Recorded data
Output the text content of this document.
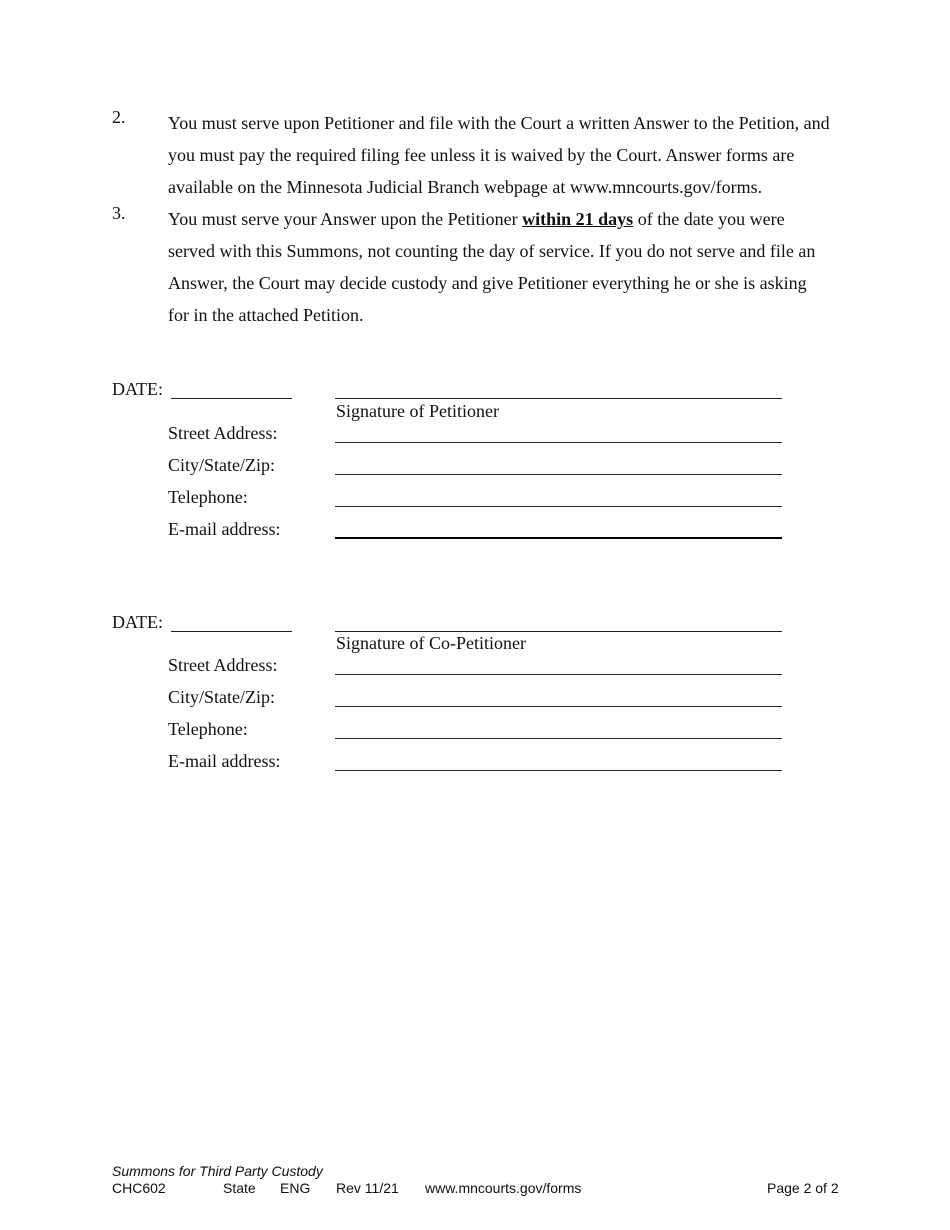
2. You must serve upon Petitioner and file with the Court a written Answer to the Petition, and you must pay the required filing fee unless it is waived by the Court. Answer forms are available on the Minnesota Judicial Branch webpage at www.mncourts.gov/forms.
3. You must serve your Answer upon the Petitioner within 21 days of the date you were served with this Summons, not counting the day of service. If you do not serve and file an Answer, the Court may decide custody and give Petitioner everything he or she is asking for in the attached Petition.
DATE:
Signature of Petitioner
Street Address:
City/State/Zip:
Telephone:
E-mail address:
DATE:
Signature of Co-Petitioner
Street Address:
City/State/Zip:
Telephone:
E-mail address:
Summons for Third Party Custody
CHC602	State ENG Rev 11/21 www.mncourts.gov/forms	Page 2 of 2
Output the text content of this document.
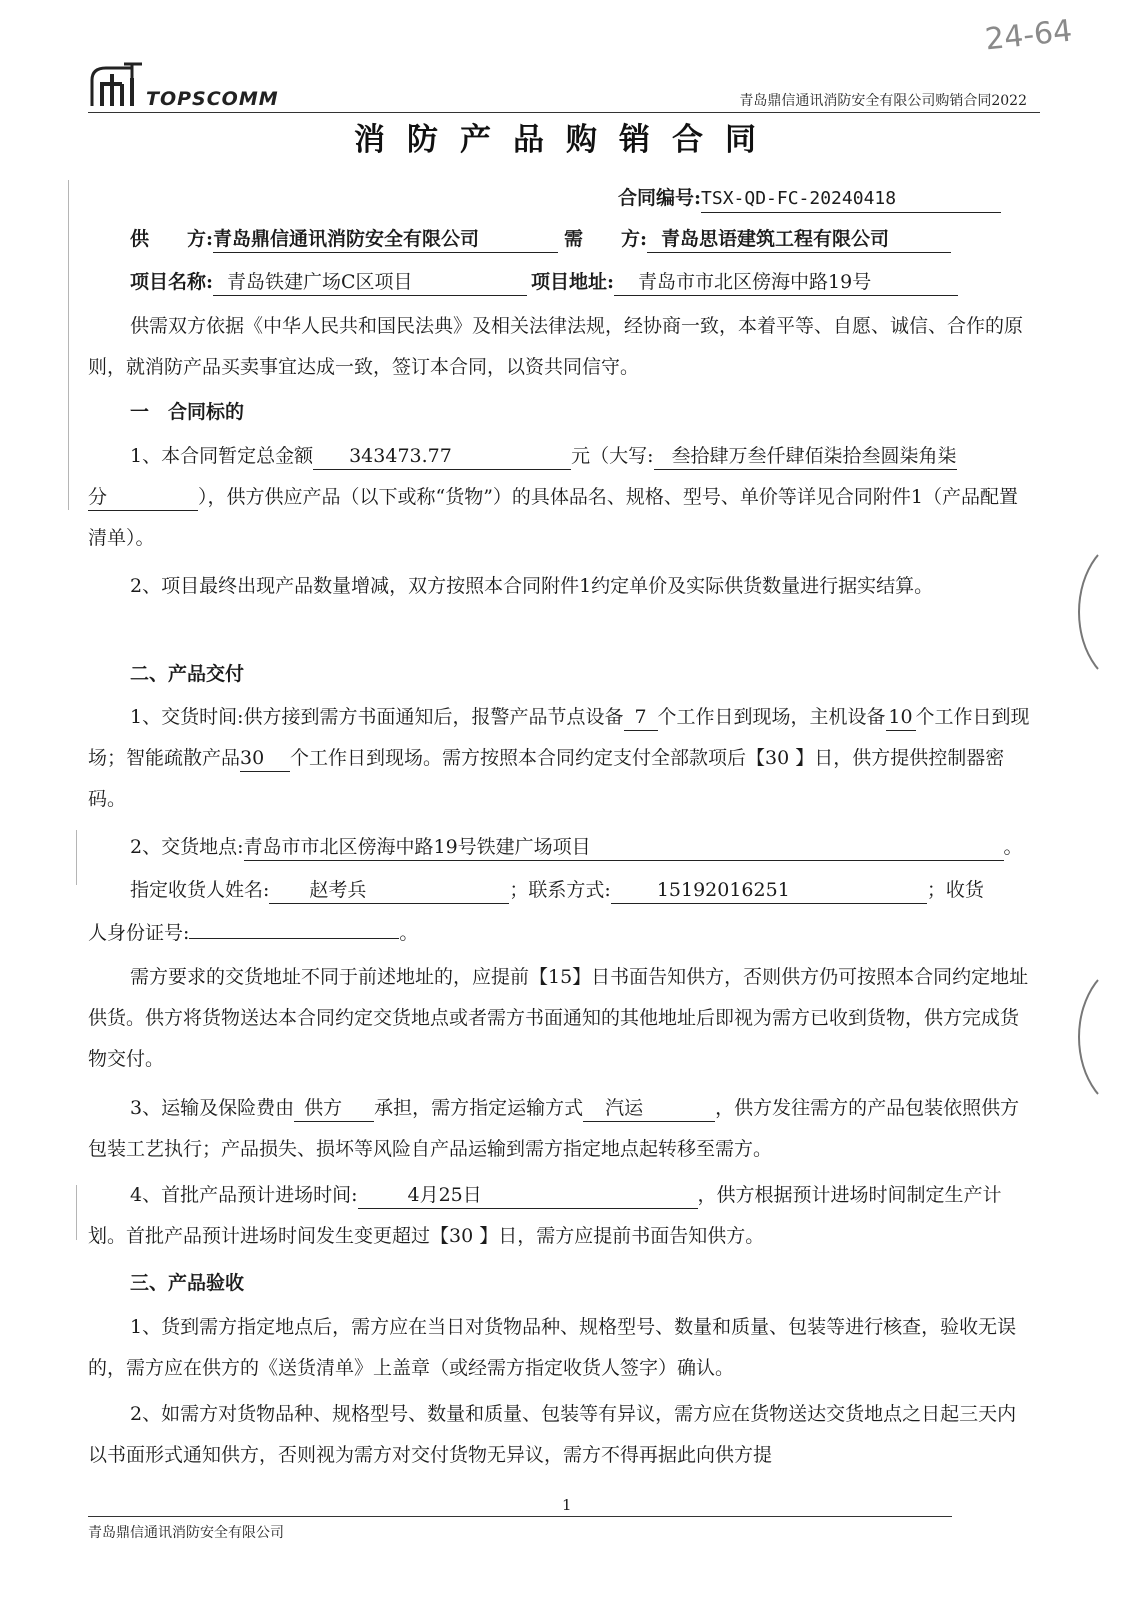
TOPSCOMM
24-64
青岛鼎信通讯消防安全有限公司购销合同2022
消防产品购销合同
合同编号:TSX-QD-FC-20240418
供　　方:青岛鼎信通讯消防安全有限公司	需　　方: 青岛思语建筑工程有限公司
项目名称: 青岛铁建广场C区项目	项目地址: 青岛市市北区傍海中路19号
供需双方依据《中华人民共和国民法典》及相关法律法规，经协商一致，本着平等、自愿、诚信、合作的原则，就消防产品买卖事宜达成一致，签订本合同，以资共同信守。
一　合同标的
1、本合同暂定总金额 343473.77	元（大写: 叁拾肆万叁仟肆佰柒拾叁圆柒角柒
分	），供方供应产品（以下或称“货物”）的具体品名、规格、型号、单价等详见合同附件1（产品配置清单）。
2、项目最终出现产品数量增减，双方按照本合同附件1约定单价及实际供货数量进行据实结算。
二、产品交付
1、交货时间:供方接到需方书面通知后，报警产品节点设备 7 个工作日到现场，主机设备 10 个工作日到现场；智能疏散产品30 个工作日到现场。需方按照本合同约定支付全部款项后【30 】日，供方提供控制器密码。
2、交货地点:青岛市市北区傍海中路19号铁建广场项目	。
指定收货人姓名: 赵考兵	；联系方式: 15192016251	；收货
人身份证号:	。
需方要求的交货地址不同于前述地址的，应提前【15】日书面告知供方，否则供方仍可按照本合同约定地址供货。供方将货物送达本合同约定交货地点或者需方书面通知的其他地址后即视为需方已收到货物，供方完成货物交付。
3、运输及保险费由 供方 承担，需方指定运输方式 汽运	，供方发往需方的产品包装依照供方包装工艺执行；产品损失、损坏等风险自产品运输到需方指定地点起转移至需方。
4、首批产品预计进场时间:	4月25日	，供方根据预计进场时间制定生产计划。首批产品预计进场时间发生变更超过【30 】日，需方应提前书面告知供方。
三、产品验收
1、货到需方指定地点后，需方应在当日对货物品种、规格型号、数量和质量、包装等进行核查，验收无误的，需方应在供方的《送货清单》上盖章（或经需方指定收货人签字）确认。
2、如需方对货物品种、规格型号、数量和质量、包装等有异议，需方应在货物送达交货地点之日起三天内以书面形式通知供方，否则视为需方对交付货物无异议，需方不得再据此向供方提
1
青岛鼎信通讯消防安全有限公司
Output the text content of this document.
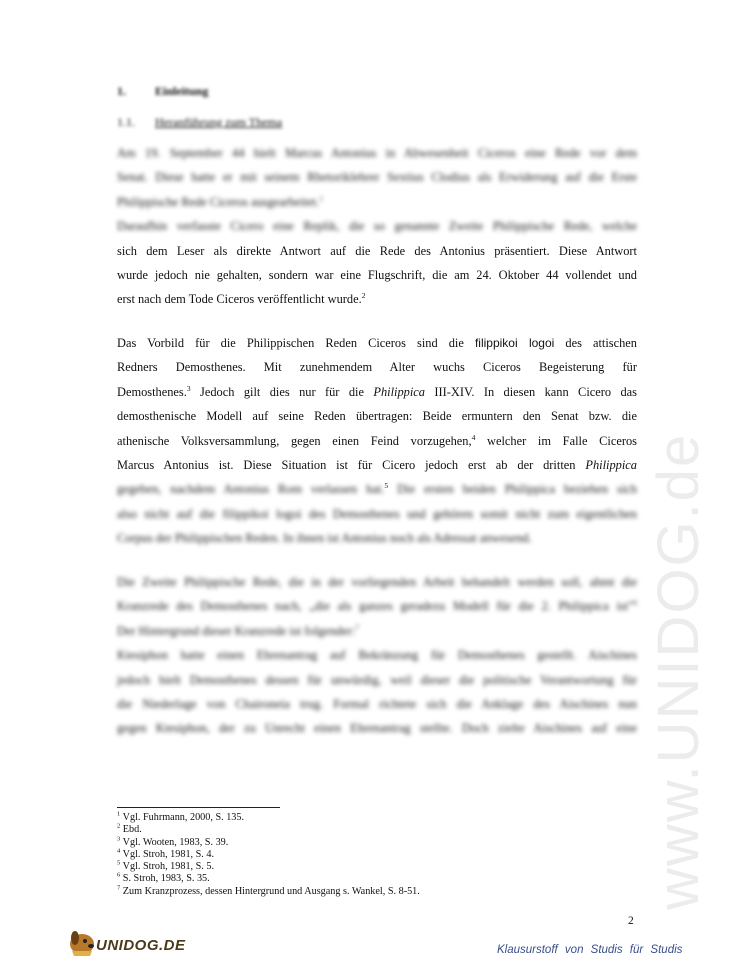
www.UNIDOG.de
1. Einleitung
1.1. Heranführung zum Thema
Am 19. September 44 hielt Marcus Antonius in Abwesenheit Ciceros eine Rede vor dem
Senat. Diese hatte er mit seinem Rhetoriklehrer Sextius Clodius als Erwiderung auf die Erste
Philippische Rede Ciceros ausgearbeitet.$^1$
Daraufhin verfasste Cicero eine Replik, die so genannte Zweite Philippische Rede, welche
sich dem Leser als direkte Antwort auf die Rede des Antonius präsentiert. Diese Antwort
wurde jedoch nie gehalten, sondern war eine Flugschrift, die am 24. Oktober 44 vollendet und
erst nach dem Tode Ciceros veröffentlicht wurde.$^2$
Das Vorbild für die Philippischen Reden Ciceros sind die filippikoi logoi des attischen
Redners Demosthenes. Mit zunehmendem Alter wuchs Ciceros Begeisterung für
Demosthenes.$^3$ Jedoch gilt dies nur für die Philippica III-XIV. In diesen kann Cicero das
demosthenische Modell auf seine Reden übertragen: Beide ermuntern den Senat bzw. die
athenische Volksversammlung, gegen einen Feind vorzugehen,$^4$ welcher im Falle Ciceros
Marcus Antonius ist. Diese Situation ist für Cicero jedoch erst ab der dritten Philippica
gegeben, nachdem Antonius Rom verlassen hat.$^5$ Die ersten beiden Philippica beziehen sich
also nicht auf die filippikoi logoi des Demosthenes und gehören somit nicht zum eigentlichen
Corpus der Philippischen Reden. In ihnen ist Antonius noch als Adressat anwesend.
Die Zweite Philippische Rede, die in der vorliegenden Arbeit behandelt werden soll, ahmt die
Kranzrede des Demosthenes nach, „die als ganzes geradezu Modell für die 2. Philippica ist"$^6$
Der Hintergrund dieser Kranzrede ist folgender:$^7$
Ktesiphon hatte einen Ehrenantrag auf Bekränzung für Demosthenes gestellt. Aischines
jedoch hielt Demosthenes dessen für unwürdig, weil dieser die politische Verantwortung für
die Niederlage von Chaironeia trug. Formal richtete sich die Anklage des Aischines nun
gegen Ktesiphon, der zu Unrecht einen Ehrenantrag stellte. Doch zielte Aischines auf eine
$^1$ Vgl. Fuhrmann, 2000, S. 135.
$^2$ Ebd.
$^3$ Vgl. Wooten, 1983, S. 39.
$^4$ Vgl. Stroh, 1981, S. 4.
$^5$ Vgl. Stroh, 1981, S. 5.
$^6$ S. Stroh, 1983, S. 35.
$^7$ Zum Kranzprozess, dessen Hintergrund und Ausgang s. Wankel, S. 8-51.
2
UNIDOG.DE	Klausurstoff von Studis für Studis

### BRIEF
Return each line exactly as written. Any picture gets left out.

### EXERCISE OUTPUT
Output the text content of this document.
2. You must serve upon Petitioner and file with the Court a written Answer to the Petition, and you must pay the required filing fee unless it is waived by the Court. Answer forms are available on the Minnesota Judicial Branch webpage at www.mncourts.gov/forms.
3. You must serve your Answer upon the Petitioner within 21 days of the date you were served with this Summons, not counting the day of service. If you do not serve and file an Answer, the Court may decide custody and give Petitioner everything he or she is asking for in the attached Petition.
DATE:
Signature of Petitioner
Street Address:
City/State/Zip:
Telephone:
E-mail address:
DATE:
Signature of Co-Petitioner
Street Address:
City/State/Zip:
Telephone:
E-mail address:
Summons for Third Party Custody
CHC602	State ENG Rev 11/21 www.mncourts.gov/forms	Page 2 of 2
Output the text content of this document.
TOPSCOMM
24-64
青岛鼎信通讯消防安全有限公司购销合同2022
消防产品购销合同
合同编号:TSX-QD-FC-20240418
供　　方:青岛鼎信通讯消防安全有限公司	需　　方: 青岛思语建筑工程有限公司
项目名称: 青岛铁建广场C区项目	项目地址: 青岛市市北区傍海中路19号
供需双方依据《中华人民共和国民法典》及相关法律法规，经协商一致，本着平等、自愿、诚信、合作的原则，就消防产品买卖事宜达成一致，签订本合同，以资共同信守。
一　合同标的
1、本合同暂定总金额 343473.77	元（大写: 叁拾肆万叁仟肆佰柒拾叁圆柒角柒
分	），供方供应产品（以下或称“货物”）的具体品名、规格、型号、单价等详见合同附件1（产品配置清单）。
2、项目最终出现产品数量增减，双方按照本合同附件1约定单价及实际供货数量进行据实结算。
二、产品交付
1、交货时间:供方接到需方书面通知后，报警产品节点设备 7 个工作日到现场，主机设备 10 个工作日到现场；智能疏散产品30 个工作日到现场。需方按照本合同约定支付全部款项后【30 】日，供方提供控制器密码。
2、交货地点:青岛市市北区傍海中路19号铁建广场项目	。
指定收货人姓名: 赵考兵	；联系方式: 15192016251	；收货
人身份证号:	。
需方要求的交货地址不同于前述地址的，应提前【15】日书面告知供方，否则供方仍可按照本合同约定地址供货。供方将货物送达本合同约定交货地点或者需方书面通知的其他地址后即视为需方已收到货物，供方完成货物交付。
3、运输及保险费由 供方 承担，需方指定运输方式 汽运	，供方发往需方的产品包装依照供方包装工艺执行；产品损失、损坏等风险自产品运输到需方指定地点起转移至需方。
4、首批产品预计进场时间:	4月25日	，供方根据预计进场时间制定生产计划。首批产品预计进场时间发生变更超过【30 】日，需方应提前书面告知供方。
三、产品验收
1、货到需方指定地点后，需方应在当日对货物品种、规格型号、数量和质量、包装等进行核查，验收无误的，需方应在供方的《送货清单》上盖章（或经需方指定收货人签字）确认。
2、如需方对货物品种、规格型号、数量和质量、包装等有异议，需方应在货物送达交货地点之日起三天内以书面形式通知供方，否则视为需方对交付货物无异议，需方不得再据此向供方提
1
青岛鼎信通讯消防安全有限公司
Output the text content of this document.
www.UNIDOG.de
1. Einleitung
1.1. Heranführung zum Thema
Am 19. September 44 hielt Marcus Antonius in Abwesenheit Ciceros eine Rede vor dem
Senat. Diese hatte er mit seinem Rhetoriklehrer Sextius Clodius als Erwiderung auf die Erste
Philippische Rede Ciceros ausgearbeitet.$^1$
Daraufhin verfasste Cicero eine Replik, die so genannte Zweite Philippische Rede, welche
sich dem Leser als direkte Antwort auf die Rede des Antonius präsentiert. Diese Antwort
wurde jedoch nie gehalten, sondern war eine Flugschrift, die am 24. Oktober 44 vollendet und
erst nach dem Tode Ciceros veröffentlicht wurde.$^2$
Das Vorbild für die Philippischen Reden Ciceros sind die filippikoi logoi des attischen
Redners Demosthenes. Mit zunehmendem Alter wuchs Ciceros Begeisterung für
Demosthenes.$^3$ Jedoch gilt dies nur für die Philippica III-XIV. In diesen kann Cicero das
demosthenische Modell auf seine Reden übertragen: Beide ermuntern den Senat bzw. die
athenische Volksversammlung, gegen einen Feind vorzugehen,$^4$ welcher im Falle Ciceros
Marcus Antonius ist. Diese Situation ist für Cicero jedoch erst ab der dritten Philippica
gegeben, nachdem Antonius Rom verlassen hat.$^5$ Die ersten beiden Philippica beziehen sich
also nicht auf die filippikoi logoi des Demosthenes und gehören somit nicht zum eigentlichen
Corpus der Philippischen Reden. In ihnen ist Antonius noch als Adressat anwesend.
Die Zweite Philippische Rede, die in der vorliegenden Arbeit behandelt werden soll, ahmt die
Kranzrede des Demosthenes nach, „die als ganzes geradezu Modell für die 2. Philippica ist"$^6$
Der Hintergrund dieser Kranzrede ist folgender:$^7$
Ktesiphon hatte einen Ehrenantrag auf Bekränzung für Demosthenes gestellt. Aischines
jedoch hielt Demosthenes dessen für unwürdig, weil dieser die politische Verantwortung für
die Niederlage von Chaironeia trug. Formal richtete sich die Anklage des Aischines nun
gegen Ktesiphon, der zu Unrecht einen Ehrenantrag stellte. Doch zielte Aischines auf eine
$^1$ Vgl. Fuhrmann, 2000, S. 135.
$^2$ Ebd.
$^3$ Vgl. Wooten, 1983, S. 39.
$^4$ Vgl. Stroh, 1981, S. 4.
$^5$ Vgl. Stroh, 1981, S. 5.
$^6$ S. Stroh, 1983, S. 35.
$^7$ Zum Kranzprozess, dessen Hintergrund und Ausgang s. Wankel, S. 8-51.
2
UNIDOG.DE	Klausurstoff von Studis für Studis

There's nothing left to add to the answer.